Given task: Gather up every line from the entries below that uses the word "structured".
* * *
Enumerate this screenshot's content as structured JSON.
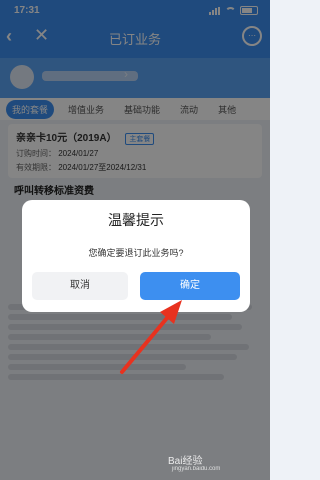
{
  "status": {
    "time": "17:31"
  },
  "nav": {
    "title": "已订业务",
    "back_icon": "‹",
    "close_icon": "✕",
    "more_icon": "⋯"
  },
  "tabs": [
    "我的套餐",
    "增值业务",
    "基础功能",
    "流动",
    "其他"
  ],
  "product": {
    "name": "亲亲卡10元（2019A）",
    "badge": "主套餐",
    "order_time_label": "订购时间：",
    "order_time": "2024/01/27",
    "valid_label": "有效期限：",
    "valid_range": "2024/01/27至2024/12/31"
  },
  "section_title": "呼叫转移标准资费",
  "dialog": {
    "title": "温馨提示",
    "message": "您确定要退订此业务吗?",
    "cancel": "取消",
    "confirm": "确定"
  },
  "colors": {
    "accent": "#3d8ff0",
    "arrow": "#e8321f"
  },
  "watermark": {
    "brand": "Bai经验",
    "url": "jingyan.baidu.com"
  }
}
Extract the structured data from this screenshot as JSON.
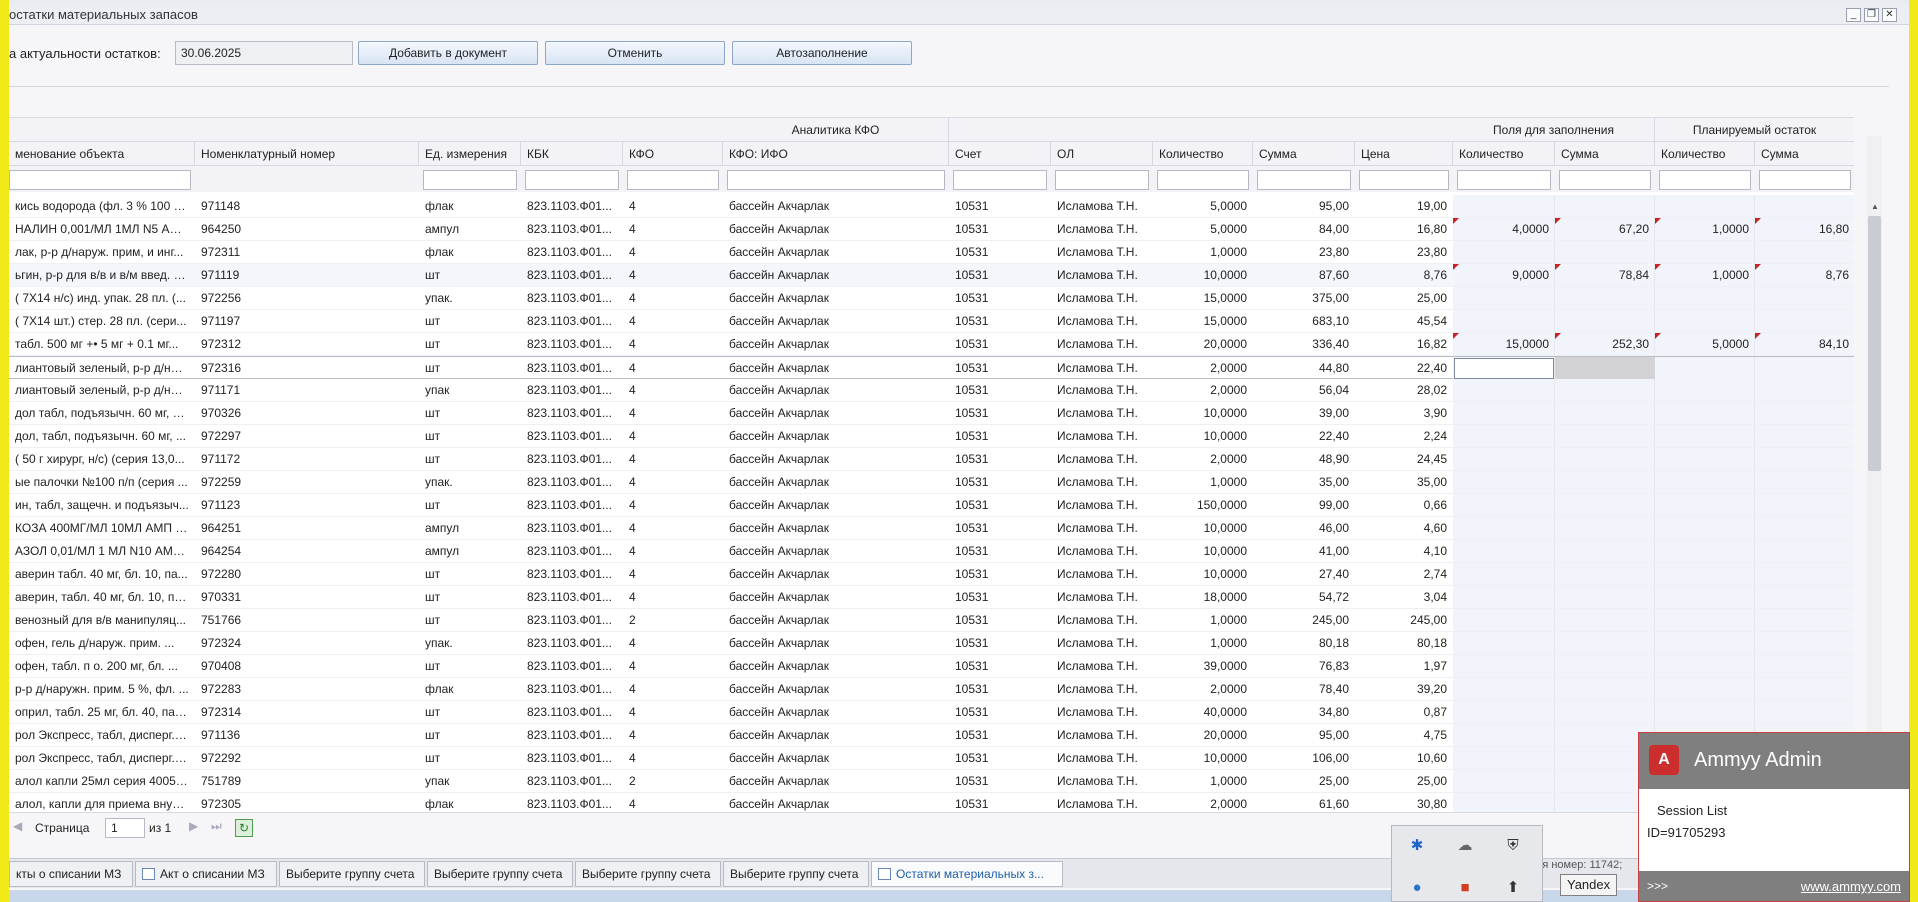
{
  "window": {
    "title": "остатки материальных запасов"
  },
  "form": {
    "date_label": "а актуальности остатков:",
    "date_value": "30.06.2025",
    "add_button": "Добавить в документ",
    "cancel_button": "Отменить",
    "autofill_button": "Автозаполнение"
  },
  "grid": {
    "groups": {
      "kfo": "Аналитика КФО",
      "fill": "Поля для заполнения",
      "plan": "Планируемый остаток"
    },
    "columns": {
      "name": "менование объекта",
      "nomen": "Номенклатурный номер",
      "unit": "Ед. измерения",
      "kbk": "КБК",
      "kfo": "КФО",
      "kfo_ifo": "КФО: ИФО",
      "account": "Счет",
      "ol": "ОЛ",
      "qty": "Количество",
      "sum": "Сумма",
      "price": "Цена",
      "fill_qty": "Количество",
      "fill_sum": "Сумма",
      "plan_qty": "Количество",
      "plan_sum": "Сумма"
    },
    "rows": [
      {
        "name": "кись водорода (фл. 3 % 100 м...",
        "nomen": "971148",
        "unit": "флак",
        "kbk": "823.1103.Ф01...",
        "kfo": "4",
        "ifo": "бассейн Акчарлак",
        "acc": "10531",
        "ol": "Исламова Т.Н.",
        "qty": "5,0000",
        "sum": "95,00",
        "price": "19,00",
        "fq": "",
        "fs": "",
        "pq": "",
        "ps": ""
      },
      {
        "name": "НАЛИН 0,001/МЛ 1МЛ N5 АМ...",
        "nomen": "964250",
        "unit": "ампул",
        "kbk": "823.1103.Ф01...",
        "kfo": "4",
        "ifo": "бассейн Акчарлак",
        "acc": "10531",
        "ol": "Исламова Т.Н.",
        "qty": "5,0000",
        "sum": "84,00",
        "price": "16,80",
        "fq": "4,0000",
        "fs": "67,20",
        "pq": "1,0000",
        "ps": "16,80"
      },
      {
        "name": "лак, р-р д/наруж. прим, и инг...",
        "nomen": "972311",
        "unit": "флак",
        "kbk": "823.1103.Ф01...",
        "kfo": "4",
        "ifo": "бассейн Акчарлак",
        "acc": "10531",
        "ol": "Исламова Т.Н.",
        "qty": "1,0000",
        "sum": "23,80",
        "price": "23,80",
        "fq": "",
        "fs": "",
        "pq": "",
        "ps": ""
      },
      {
        "name": "ьгин, р-р для в/в и в/м введ. 5...",
        "nomen": "971119",
        "unit": "шт",
        "kbk": "823.1103.Ф01...",
        "kfo": "4",
        "ifo": "бассейн Акчарлак",
        "acc": "10531",
        "ol": "Исламова Т.Н.",
        "qty": "10,0000",
        "sum": "87,60",
        "price": "8,76",
        "fq": "9,0000",
        "fs": "78,84",
        "pq": "1,0000",
        "ps": "8,76"
      },
      {
        "name": "( 7X14 н/с) инд. упак. 28 пл. (...",
        "nomen": "972256",
        "unit": "упак.",
        "kbk": "823.1103.Ф01...",
        "kfo": "4",
        "ifo": "бассейн Акчарлак",
        "acc": "10531",
        "ol": "Исламова Т.Н.",
        "qty": "15,0000",
        "sum": "375,00",
        "price": "25,00",
        "fq": "",
        "fs": "",
        "pq": "",
        "ps": ""
      },
      {
        "name": "( 7X14 шт.) стер. 28 пл. (сери...",
        "nomen": "971197",
        "unit": "шт",
        "kbk": "823.1103.Ф01...",
        "kfo": "4",
        "ifo": "бассейн Акчарлак",
        "acc": "10531",
        "ol": "Исламова Т.Н.",
        "qty": "15,0000",
        "sum": "683,10",
        "price": "45,54",
        "fq": "",
        "fs": "",
        "pq": "",
        "ps": ""
      },
      {
        "name": "табл. 500 мг +• 5 мг + 0.1 мг...",
        "nomen": "972312",
        "unit": "шт",
        "kbk": "823.1103.Ф01...",
        "kfo": "4",
        "ifo": "бассейн Акчарлак",
        "acc": "10531",
        "ol": "Исламова Т.Н.",
        "qty": "20,0000",
        "sum": "336,40",
        "price": "16,82",
        "fq": "15,0000",
        "fs": "252,30",
        "pq": "5,0000",
        "ps": "84,10"
      },
      {
        "name": "лиантовый зеленый, р-р д/нар...",
        "nomen": "972316",
        "unit": "шт",
        "kbk": "823.1103.Ф01...",
        "kfo": "4",
        "ifo": "бассейн Акчарлак",
        "acc": "10531",
        "ol": "Исламова Т.Н.",
        "qty": "2,0000",
        "sum": "44,80",
        "price": "22,40",
        "fq": "",
        "fs": "",
        "pq": "",
        "ps": ""
      },
      {
        "name": "лиантовый зеленый, р-р д/нар...",
        "nomen": "971171",
        "unit": "упак",
        "kbk": "823.1103.Ф01...",
        "kfo": "4",
        "ifo": "бассейн Акчарлак",
        "acc": "10531",
        "ol": "Исламова Т.Н.",
        "qty": "2,0000",
        "sum": "56,04",
        "price": "28,02",
        "fq": "",
        "fs": "",
        "pq": "",
        "ps": ""
      },
      {
        "name": "дол табл, подъязычн. 60 мг, б...",
        "nomen": "970326",
        "unit": "шт",
        "kbk": "823.1103.Ф01...",
        "kfo": "4",
        "ifo": "бассейн Акчарлак",
        "acc": "10531",
        "ol": "Исламова Т.Н.",
        "qty": "10,0000",
        "sum": "39,00",
        "price": "3,90",
        "fq": "",
        "fs": "",
        "pq": "",
        "ps": ""
      },
      {
        "name": "дол, табл, подъязычн. 60 мг, ...",
        "nomen": "972297",
        "unit": "шт",
        "kbk": "823.1103.Ф01...",
        "kfo": "4",
        "ifo": "бассейн Акчарлак",
        "acc": "10531",
        "ol": "Исламова Т.Н.",
        "qty": "10,0000",
        "sum": "22,40",
        "price": "2,24",
        "fq": "",
        "fs": "",
        "pq": "",
        "ps": ""
      },
      {
        "name": "( 50 г хирург, н/с) (серия 13,0...",
        "nomen": "971172",
        "unit": "шт",
        "kbk": "823.1103.Ф01...",
        "kfo": "4",
        "ifo": "бассейн Акчарлак",
        "acc": "10531",
        "ol": "Исламова Т.Н.",
        "qty": "2,0000",
        "sum": "48,90",
        "price": "24,45",
        "fq": "",
        "fs": "",
        "pq": "",
        "ps": ""
      },
      {
        "name": "ые палочки №100 п/п (серия ...",
        "nomen": "972259",
        "unit": "упак.",
        "kbk": "823.1103.Ф01...",
        "kfo": "4",
        "ifo": "бассейн Акчарлак",
        "acc": "10531",
        "ol": "Исламова Т.Н.",
        "qty": "1,0000",
        "sum": "35,00",
        "price": "35,00",
        "fq": "",
        "fs": "",
        "pq": "",
        "ps": ""
      },
      {
        "name": "ин, табл, защечн. и подъязыч...",
        "nomen": "971123",
        "unit": "шт",
        "kbk": "823.1103.Ф01...",
        "kfo": "4",
        "ifo": "бассейн Акчарлак",
        "acc": "10531",
        "ol": "Исламова Т.Н.",
        "qty": "150,0000",
        "sum": "99,00",
        "price": "0,66",
        "fq": "",
        "fs": "",
        "pq": "",
        "ps": ""
      },
      {
        "name": "КОЗА 400МГ/МЛ 10МЛ АМП №...",
        "nomen": "964251",
        "unit": "ампул",
        "kbk": "823.1103.Ф01...",
        "kfo": "4",
        "ifo": "бассейн Акчарлак",
        "acc": "10531",
        "ol": "Исламова Т.Н.",
        "qty": "10,0000",
        "sum": "46,00",
        "price": "4,60",
        "fq": "",
        "fs": "",
        "pq": "",
        "ps": ""
      },
      {
        "name": "АЗОЛ 0,01/МЛ 1 МЛ N10 АМП Р...",
        "nomen": "964254",
        "unit": "ампул",
        "kbk": "823.1103.Ф01...",
        "kfo": "4",
        "ifo": "бассейн Акчарлак",
        "acc": "10531",
        "ol": "Исламова Т.Н.",
        "qty": "10,0000",
        "sum": "41,00",
        "price": "4,10",
        "fq": "",
        "fs": "",
        "pq": "",
        "ps": ""
      },
      {
        "name": "аверин табл. 40 мг, бл. 10, па...",
        "nomen": "972280",
        "unit": "шт",
        "kbk": "823.1103.Ф01...",
        "kfo": "4",
        "ifo": "бассейн Акчарлак",
        "acc": "10531",
        "ol": "Исламова Т.Н.",
        "qty": "10,0000",
        "sum": "27,40",
        "price": "2,74",
        "fq": "",
        "fs": "",
        "pq": "",
        "ps": ""
      },
      {
        "name": "аверин, табл. 40 мг, бл. 10, па...",
        "nomen": "970331",
        "unit": "шт",
        "kbk": "823.1103.Ф01...",
        "kfo": "4",
        "ifo": "бассейн Акчарлак",
        "acc": "10531",
        "ol": "Исламова Т.Н.",
        "qty": "18,0000",
        "sum": "54,72",
        "price": "3,04",
        "fq": "",
        "fs": "",
        "pq": "",
        "ps": ""
      },
      {
        "name": "венозный для в/в манипуляц...",
        "nomen": "751766",
        "unit": "шт",
        "kbk": "823.1103.Ф01...",
        "kfo": "2",
        "ifo": "бассейн Акчарлак",
        "acc": "10531",
        "ol": "Исламова Т.Н.",
        "qty": "1,0000",
        "sum": "245,00",
        "price": "245,00",
        "fq": "",
        "fs": "",
        "pq": "",
        "ps": ""
      },
      {
        "name": "офен, гель д/наруж. прим. ...",
        "nomen": "972324",
        "unit": "упак.",
        "kbk": "823.1103.Ф01...",
        "kfo": "4",
        "ifo": "бассейн Акчарлак",
        "acc": "10531",
        "ol": "Исламова Т.Н.",
        "qty": "1,0000",
        "sum": "80,18",
        "price": "80,18",
        "fq": "",
        "fs": "",
        "pq": "",
        "ps": ""
      },
      {
        "name": "офен, табл. п о. 200 мг, бл. ...",
        "nomen": "970408",
        "unit": "шт",
        "kbk": "823.1103.Ф01...",
        "kfo": "4",
        "ifo": "бассейн Акчарлак",
        "acc": "10531",
        "ol": "Исламова Т.Н.",
        "qty": "39,0000",
        "sum": "76,83",
        "price": "1,97",
        "fq": "",
        "fs": "",
        "pq": "",
        "ps": ""
      },
      {
        "name": "р-р д/наружн. прим. 5 %, фл. ...",
        "nomen": "972283",
        "unit": "флак",
        "kbk": "823.1103.Ф01...",
        "kfo": "4",
        "ifo": "бассейн Акчарлак",
        "acc": "10531",
        "ol": "Исламова Т.Н.",
        "qty": "2,0000",
        "sum": "78,40",
        "price": "39,20",
        "fq": "",
        "fs": "",
        "pq": "",
        "ps": ""
      },
      {
        "name": "оприл, табл. 25 мг, бл. 40, пач...",
        "nomen": "972314",
        "unit": "шт",
        "kbk": "823.1103.Ф01...",
        "kfo": "4",
        "ifo": "бассейн Акчарлак",
        "acc": "10531",
        "ol": "Исламова Т.Н.",
        "qty": "40,0000",
        "sum": "34,80",
        "price": "0,87",
        "fq": "",
        "fs": "",
        "pq": "",
        "ps": ""
      },
      {
        "name": "рол Экспресс, табл, дисперг. в...",
        "nomen": "971136",
        "unit": "шт",
        "kbk": "823.1103.Ф01...",
        "kfo": "4",
        "ifo": "бассейн Акчарлак",
        "acc": "10531",
        "ol": "Исламова Т.Н.",
        "qty": "20,0000",
        "sum": "95,00",
        "price": "4,75",
        "fq": "",
        "fs": "",
        "pq": "",
        "ps": ""
      },
      {
        "name": "рол Экспресс, табл, дисперг. в...",
        "nomen": "972292",
        "unit": "шт",
        "kbk": "823.1103.Ф01...",
        "kfo": "4",
        "ifo": "бассейн Акчарлак",
        "acc": "10531",
        "ol": "Исламова Т.Н.",
        "qty": "10,0000",
        "sum": "106,00",
        "price": "10,60",
        "fq": "",
        "fs": "",
        "pq": "",
        "ps": ""
      },
      {
        "name": "алол капли 25мл серия 40052...",
        "nomen": "751789",
        "unit": "упак",
        "kbk": "823.1103.Ф01...",
        "kfo": "2",
        "ifo": "бассейн Акчарлак",
        "acc": "10531",
        "ol": "Исламова Т.Н.",
        "qty": "1,0000",
        "sum": "25,00",
        "price": "25,00",
        "fq": "",
        "fs": "",
        "pq": "",
        "ps": ""
      },
      {
        "name": "алол, капли для приема внутр...",
        "nomen": "972305",
        "unit": "флак",
        "kbk": "823.1103.Ф01...",
        "kfo": "4",
        "ifo": "бассейн Акчарлак",
        "acc": "10531",
        "ol": "Исламова Т.Н.",
        "qty": "2,0000",
        "sum": "61,60",
        "price": "30,80",
        "fq": "",
        "fs": "",
        "pq": "",
        "ps": ""
      }
    ]
  },
  "pager": {
    "page_label": "Страница",
    "page_value": "1",
    "of_label": "из 1"
  },
  "tabs": [
    "кты о списании МЗ",
    "Акт о списании МЗ",
    "Выберите группу счета",
    "Выберите группу счета",
    "Выберите группу счета",
    "Выберите группу счета",
    "Остатки материальных з..."
  ],
  "status": {
    "text": "ания номер: 11742;"
  },
  "tooltip": {
    "text": "Yandex"
  },
  "ammyy": {
    "title": "Ammyy Admin",
    "session_list": "Session List",
    "id": "ID=91705293",
    "more": ">>>",
    "url": "www.ammyy.com"
  },
  "colors": {
    "border_accent": "#f2ea18",
    "marker": "#c82222",
    "ammyy_brand": "#cc2d2d"
  }
}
* * *
Answer in full:
Enumerate this screenshot's content as structured JSON.
Extract the structured data from this screenshot as JSON.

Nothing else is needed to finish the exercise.